►
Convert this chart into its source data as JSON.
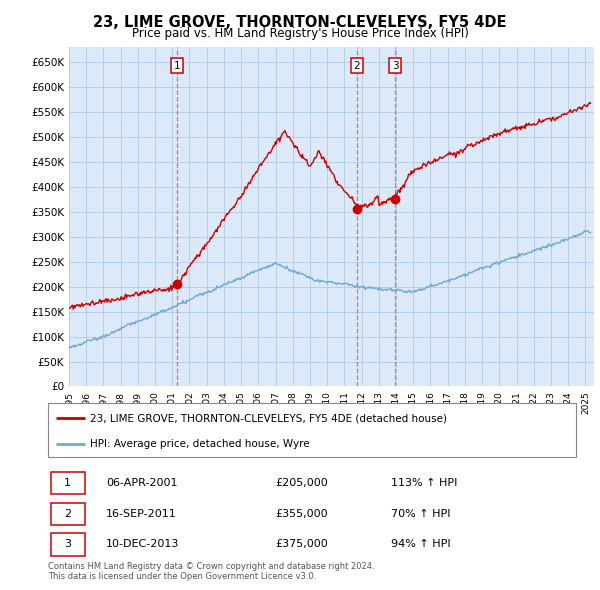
{
  "title": "23, LIME GROVE, THORNTON-CLEVELEYS, FY5 4DE",
  "subtitle": "Price paid vs. HM Land Registry's House Price Index (HPI)",
  "legend_line1": "23, LIME GROVE, THORNTON-CLEVELEYS, FY5 4DE (detached house)",
  "legend_line2": "HPI: Average price, detached house, Wyre",
  "footer1": "Contains HM Land Registry data © Crown copyright and database right 2024.",
  "footer2": "This data is licensed under the Open Government Licence v3.0.",
  "transactions": [
    {
      "num": 1,
      "date": "06-APR-2001",
      "price": "£205,000",
      "change": "113% ↑ HPI"
    },
    {
      "num": 2,
      "date": "16-SEP-2011",
      "price": "£355,000",
      "change": "70% ↑ HPI"
    },
    {
      "num": 3,
      "date": "10-DEC-2013",
      "price": "£375,000",
      "change": "94% ↑ HPI"
    }
  ],
  "sale_years": [
    2001.27,
    2011.72,
    2013.94
  ],
  "sale_values": [
    205000,
    355000,
    375000
  ],
  "sale_labels": [
    "1",
    "2",
    "3"
  ],
  "hpi_color": "#6fa8d8",
  "price_color": "#cc0000",
  "chart_bg": "#dce9f8",
  "outer_bg": "#ffffff",
  "grid_color": "#b0c8e8",
  "vline_color": "#e06060",
  "ylim": [
    0,
    680000
  ],
  "xlim_start": 1995.0,
  "xlim_end": 2025.5,
  "yticks": [
    0,
    50000,
    100000,
    150000,
    200000,
    250000,
    300000,
    350000,
    400000,
    450000,
    500000,
    550000,
    600000,
    650000
  ],
  "ytick_labels": [
    "£0",
    "£50K",
    "£100K",
    "£150K",
    "£200K",
    "£250K",
    "£300K",
    "£350K",
    "£400K",
    "£450K",
    "£500K",
    "£550K",
    "£600K",
    "£650K"
  ],
  "xticks": [
    1995,
    1996,
    1997,
    1998,
    1999,
    2000,
    2001,
    2002,
    2003,
    2004,
    2005,
    2006,
    2007,
    2008,
    2009,
    2010,
    2011,
    2012,
    2013,
    2014,
    2015,
    2016,
    2017,
    2018,
    2019,
    2020,
    2021,
    2022,
    2023,
    2024,
    2025
  ]
}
◄
■ **Exercise objective**: Show each line of the data that contains the string "LIME".

■ **Task solution**:
  "title": "23, LIME GROVE, THORNTON-CLEVELEYS, FY5 4DE",
  "legend_line1": "23, LIME GROVE, THORNTON-CLEVELEYS, FY5 4DE (detached house)",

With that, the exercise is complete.